PROBLEM: Every entry below should be transcribed exactly; pictures stay out of the copy.

* BEGIN DATA PROVIDED *

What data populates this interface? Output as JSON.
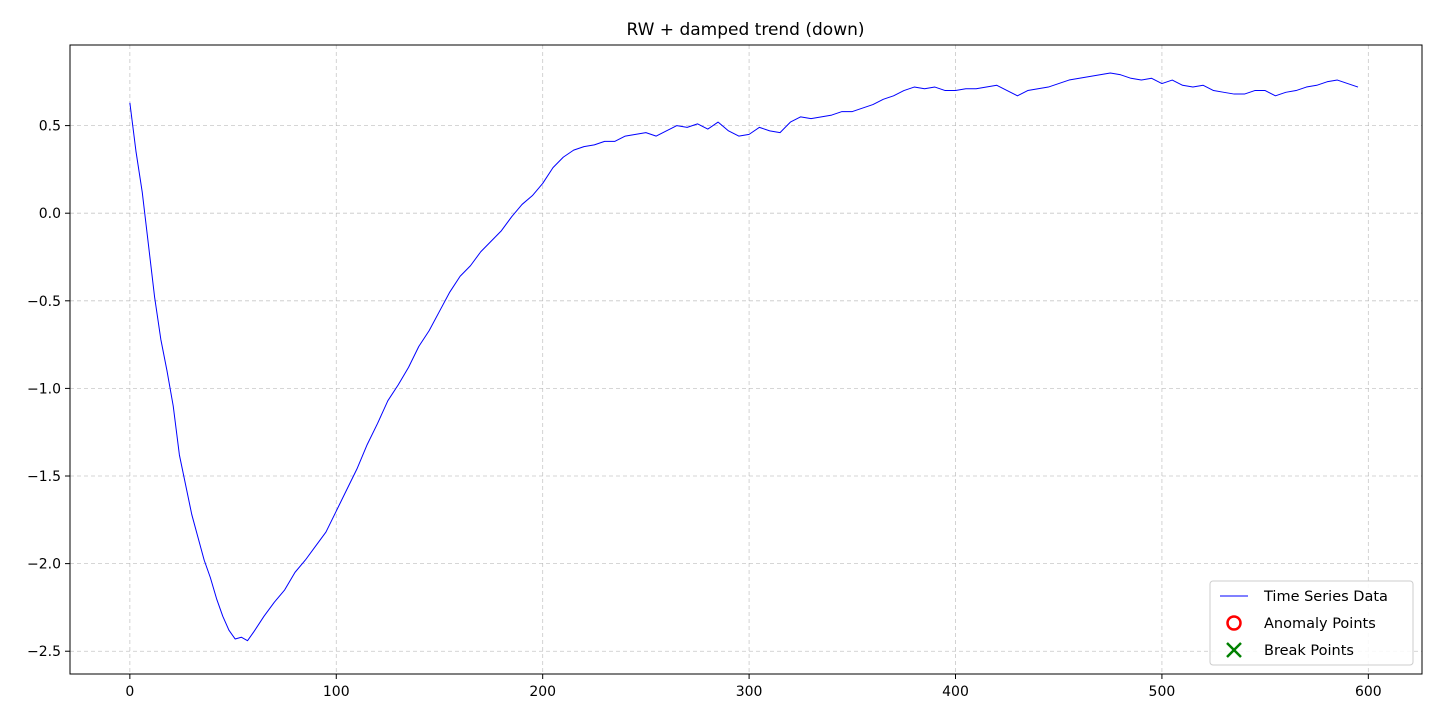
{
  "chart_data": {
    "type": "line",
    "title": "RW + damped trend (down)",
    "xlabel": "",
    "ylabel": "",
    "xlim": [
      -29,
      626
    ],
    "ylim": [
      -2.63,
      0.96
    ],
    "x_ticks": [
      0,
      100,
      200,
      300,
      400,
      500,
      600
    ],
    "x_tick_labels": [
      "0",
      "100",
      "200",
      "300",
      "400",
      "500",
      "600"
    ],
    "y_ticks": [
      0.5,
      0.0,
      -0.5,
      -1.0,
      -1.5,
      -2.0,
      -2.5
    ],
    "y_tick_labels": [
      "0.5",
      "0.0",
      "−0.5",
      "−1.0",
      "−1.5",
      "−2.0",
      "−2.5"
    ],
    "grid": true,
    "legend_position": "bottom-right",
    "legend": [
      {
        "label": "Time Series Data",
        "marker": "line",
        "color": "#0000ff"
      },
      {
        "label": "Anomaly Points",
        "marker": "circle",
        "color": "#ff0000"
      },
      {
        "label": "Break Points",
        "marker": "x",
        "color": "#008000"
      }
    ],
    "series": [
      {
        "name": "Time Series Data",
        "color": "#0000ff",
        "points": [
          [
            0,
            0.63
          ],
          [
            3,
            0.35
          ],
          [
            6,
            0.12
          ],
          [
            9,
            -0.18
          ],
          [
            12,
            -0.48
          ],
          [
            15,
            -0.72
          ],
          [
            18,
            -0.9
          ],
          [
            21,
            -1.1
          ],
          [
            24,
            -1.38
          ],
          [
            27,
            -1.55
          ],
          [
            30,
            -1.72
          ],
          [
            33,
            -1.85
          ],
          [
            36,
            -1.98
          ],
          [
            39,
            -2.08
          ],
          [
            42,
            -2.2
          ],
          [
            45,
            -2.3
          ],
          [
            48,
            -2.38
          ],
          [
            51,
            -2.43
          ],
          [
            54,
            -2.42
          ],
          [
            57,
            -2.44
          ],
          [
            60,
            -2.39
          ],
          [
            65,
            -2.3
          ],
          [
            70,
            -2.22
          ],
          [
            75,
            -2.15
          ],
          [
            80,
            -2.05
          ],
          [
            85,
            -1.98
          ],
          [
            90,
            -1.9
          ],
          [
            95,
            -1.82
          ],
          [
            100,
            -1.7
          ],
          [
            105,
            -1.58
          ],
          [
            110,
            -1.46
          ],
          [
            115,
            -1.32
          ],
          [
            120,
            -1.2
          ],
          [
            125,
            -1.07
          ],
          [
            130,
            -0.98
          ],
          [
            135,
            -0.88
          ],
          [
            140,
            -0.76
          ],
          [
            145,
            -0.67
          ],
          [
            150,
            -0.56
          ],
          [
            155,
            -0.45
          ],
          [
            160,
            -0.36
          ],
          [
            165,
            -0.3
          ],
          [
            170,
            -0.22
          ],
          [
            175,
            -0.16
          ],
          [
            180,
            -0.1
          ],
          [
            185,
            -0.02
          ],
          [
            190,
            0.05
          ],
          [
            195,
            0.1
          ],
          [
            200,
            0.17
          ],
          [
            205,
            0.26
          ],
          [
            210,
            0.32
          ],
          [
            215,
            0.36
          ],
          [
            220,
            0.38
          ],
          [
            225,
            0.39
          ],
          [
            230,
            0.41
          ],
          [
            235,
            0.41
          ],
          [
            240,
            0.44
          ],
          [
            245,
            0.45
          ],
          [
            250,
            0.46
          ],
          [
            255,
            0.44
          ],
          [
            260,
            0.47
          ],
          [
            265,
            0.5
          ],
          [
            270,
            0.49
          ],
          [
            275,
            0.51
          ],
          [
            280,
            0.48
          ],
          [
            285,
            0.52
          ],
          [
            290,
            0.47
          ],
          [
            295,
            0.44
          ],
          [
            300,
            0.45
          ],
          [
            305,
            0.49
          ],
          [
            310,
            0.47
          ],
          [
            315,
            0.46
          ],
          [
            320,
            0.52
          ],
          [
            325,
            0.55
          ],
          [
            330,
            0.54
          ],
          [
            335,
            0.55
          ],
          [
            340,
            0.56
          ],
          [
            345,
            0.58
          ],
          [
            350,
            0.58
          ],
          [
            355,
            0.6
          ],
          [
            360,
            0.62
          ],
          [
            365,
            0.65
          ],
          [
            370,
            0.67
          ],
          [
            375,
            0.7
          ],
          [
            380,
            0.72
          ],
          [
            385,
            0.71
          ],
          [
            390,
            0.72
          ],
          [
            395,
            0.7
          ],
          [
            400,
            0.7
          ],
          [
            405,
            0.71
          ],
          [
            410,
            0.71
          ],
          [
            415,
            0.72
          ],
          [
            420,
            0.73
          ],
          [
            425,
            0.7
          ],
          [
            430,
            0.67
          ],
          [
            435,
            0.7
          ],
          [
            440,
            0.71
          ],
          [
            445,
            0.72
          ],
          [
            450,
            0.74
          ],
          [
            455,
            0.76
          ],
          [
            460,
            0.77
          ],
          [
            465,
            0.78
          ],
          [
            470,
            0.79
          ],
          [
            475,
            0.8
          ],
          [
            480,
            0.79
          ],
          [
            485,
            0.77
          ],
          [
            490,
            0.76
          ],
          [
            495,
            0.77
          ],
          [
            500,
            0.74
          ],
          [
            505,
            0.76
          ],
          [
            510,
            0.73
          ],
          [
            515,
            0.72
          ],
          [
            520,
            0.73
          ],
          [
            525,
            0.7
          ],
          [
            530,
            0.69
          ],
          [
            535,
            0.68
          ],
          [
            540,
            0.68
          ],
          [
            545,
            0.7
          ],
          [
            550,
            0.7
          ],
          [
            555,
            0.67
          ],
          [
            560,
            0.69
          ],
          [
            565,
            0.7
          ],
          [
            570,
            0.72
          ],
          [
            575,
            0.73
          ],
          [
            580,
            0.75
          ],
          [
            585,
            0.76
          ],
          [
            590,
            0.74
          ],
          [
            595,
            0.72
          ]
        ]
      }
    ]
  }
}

* END DATA PROVIDED *

IN RESPONSE:
What data populates this interface? Output as JSON.
{
  "chart_data": {
    "type": "line",
    "title": "RW + damped trend (down)",
    "xlabel": "",
    "ylabel": "",
    "xlim": [
      -29,
      626
    ],
    "ylim": [
      -2.63,
      0.96
    ],
    "x_ticks": [
      0,
      100,
      200,
      300,
      400,
      500,
      600
    ],
    "x_tick_labels": [
      "0",
      "100",
      "200",
      "300",
      "400",
      "500",
      "600"
    ],
    "y_ticks": [
      0.5,
      0.0,
      -0.5,
      -1.0,
      -1.5,
      -2.0,
      -2.5
    ],
    "y_tick_labels": [
      "0.5",
      "0.0",
      "−0.5",
      "−1.0",
      "−1.5",
      "−2.0",
      "−2.5"
    ],
    "grid": true,
    "legend_position": "bottom-right",
    "legend": [
      {
        "label": "Time Series Data",
        "marker": "line",
        "color": "#0000ff"
      },
      {
        "label": "Anomaly Points",
        "marker": "circle",
        "color": "#ff0000"
      },
      {
        "label": "Break Points",
        "marker": "x",
        "color": "#008000"
      }
    ],
    "series": [
      {
        "name": "Time Series Data",
        "color": "#0000ff",
        "points": [
          [
            0,
            0.63
          ],
          [
            3,
            0.35
          ],
          [
            6,
            0.12
          ],
          [
            9,
            -0.18
          ],
          [
            12,
            -0.48
          ],
          [
            15,
            -0.72
          ],
          [
            18,
            -0.9
          ],
          [
            21,
            -1.1
          ],
          [
            24,
            -1.38
          ],
          [
            27,
            -1.55
          ],
          [
            30,
            -1.72
          ],
          [
            33,
            -1.85
          ],
          [
            36,
            -1.98
          ],
          [
            39,
            -2.08
          ],
          [
            42,
            -2.2
          ],
          [
            45,
            -2.3
          ],
          [
            48,
            -2.38
          ],
          [
            51,
            -2.43
          ],
          [
            54,
            -2.42
          ],
          [
            57,
            -2.44
          ],
          [
            60,
            -2.39
          ],
          [
            65,
            -2.3
          ],
          [
            70,
            -2.22
          ],
          [
            75,
            -2.15
          ],
          [
            80,
            -2.05
          ],
          [
            85,
            -1.98
          ],
          [
            90,
            -1.9
          ],
          [
            95,
            -1.82
          ],
          [
            100,
            -1.7
          ],
          [
            105,
            -1.58
          ],
          [
            110,
            -1.46
          ],
          [
            115,
            -1.32
          ],
          [
            120,
            -1.2
          ],
          [
            125,
            -1.07
          ],
          [
            130,
            -0.98
          ],
          [
            135,
            -0.88
          ],
          [
            140,
            -0.76
          ],
          [
            145,
            -0.67
          ],
          [
            150,
            -0.56
          ],
          [
            155,
            -0.45
          ],
          [
            160,
            -0.36
          ],
          [
            165,
            -0.3
          ],
          [
            170,
            -0.22
          ],
          [
            175,
            -0.16
          ],
          [
            180,
            -0.1
          ],
          [
            185,
            -0.02
          ],
          [
            190,
            0.05
          ],
          [
            195,
            0.1
          ],
          [
            200,
            0.17
          ],
          [
            205,
            0.26
          ],
          [
            210,
            0.32
          ],
          [
            215,
            0.36
          ],
          [
            220,
            0.38
          ],
          [
            225,
            0.39
          ],
          [
            230,
            0.41
          ],
          [
            235,
            0.41
          ],
          [
            240,
            0.44
          ],
          [
            245,
            0.45
          ],
          [
            250,
            0.46
          ],
          [
            255,
            0.44
          ],
          [
            260,
            0.47
          ],
          [
            265,
            0.5
          ],
          [
            270,
            0.49
          ],
          [
            275,
            0.51
          ],
          [
            280,
            0.48
          ],
          [
            285,
            0.52
          ],
          [
            290,
            0.47
          ],
          [
            295,
            0.44
          ],
          [
            300,
            0.45
          ],
          [
            305,
            0.49
          ],
          [
            310,
            0.47
          ],
          [
            315,
            0.46
          ],
          [
            320,
            0.52
          ],
          [
            325,
            0.55
          ],
          [
            330,
            0.54
          ],
          [
            335,
            0.55
          ],
          [
            340,
            0.56
          ],
          [
            345,
            0.58
          ],
          [
            350,
            0.58
          ],
          [
            355,
            0.6
          ],
          [
            360,
            0.62
          ],
          [
            365,
            0.65
          ],
          [
            370,
            0.67
          ],
          [
            375,
            0.7
          ],
          [
            380,
            0.72
          ],
          [
            385,
            0.71
          ],
          [
            390,
            0.72
          ],
          [
            395,
            0.7
          ],
          [
            400,
            0.7
          ],
          [
            405,
            0.71
          ],
          [
            410,
            0.71
          ],
          [
            415,
            0.72
          ],
          [
            420,
            0.73
          ],
          [
            425,
            0.7
          ],
          [
            430,
            0.67
          ],
          [
            435,
            0.7
          ],
          [
            440,
            0.71
          ],
          [
            445,
            0.72
          ],
          [
            450,
            0.74
          ],
          [
            455,
            0.76
          ],
          [
            460,
            0.77
          ],
          [
            465,
            0.78
          ],
          [
            470,
            0.79
          ],
          [
            475,
            0.8
          ],
          [
            480,
            0.79
          ],
          [
            485,
            0.77
          ],
          [
            490,
            0.76
          ],
          [
            495,
            0.77
          ],
          [
            500,
            0.74
          ],
          [
            505,
            0.76
          ],
          [
            510,
            0.73
          ],
          [
            515,
            0.72
          ],
          [
            520,
            0.73
          ],
          [
            525,
            0.7
          ],
          [
            530,
            0.69
          ],
          [
            535,
            0.68
          ],
          [
            540,
            0.68
          ],
          [
            545,
            0.7
          ],
          [
            550,
            0.7
          ],
          [
            555,
            0.67
          ],
          [
            560,
            0.69
          ],
          [
            565,
            0.7
          ],
          [
            570,
            0.72
          ],
          [
            575,
            0.73
          ],
          [
            580,
            0.75
          ],
          [
            585,
            0.76
          ],
          [
            590,
            0.74
          ],
          [
            595,
            0.72
          ]
        ]
      }
    ]
  }
}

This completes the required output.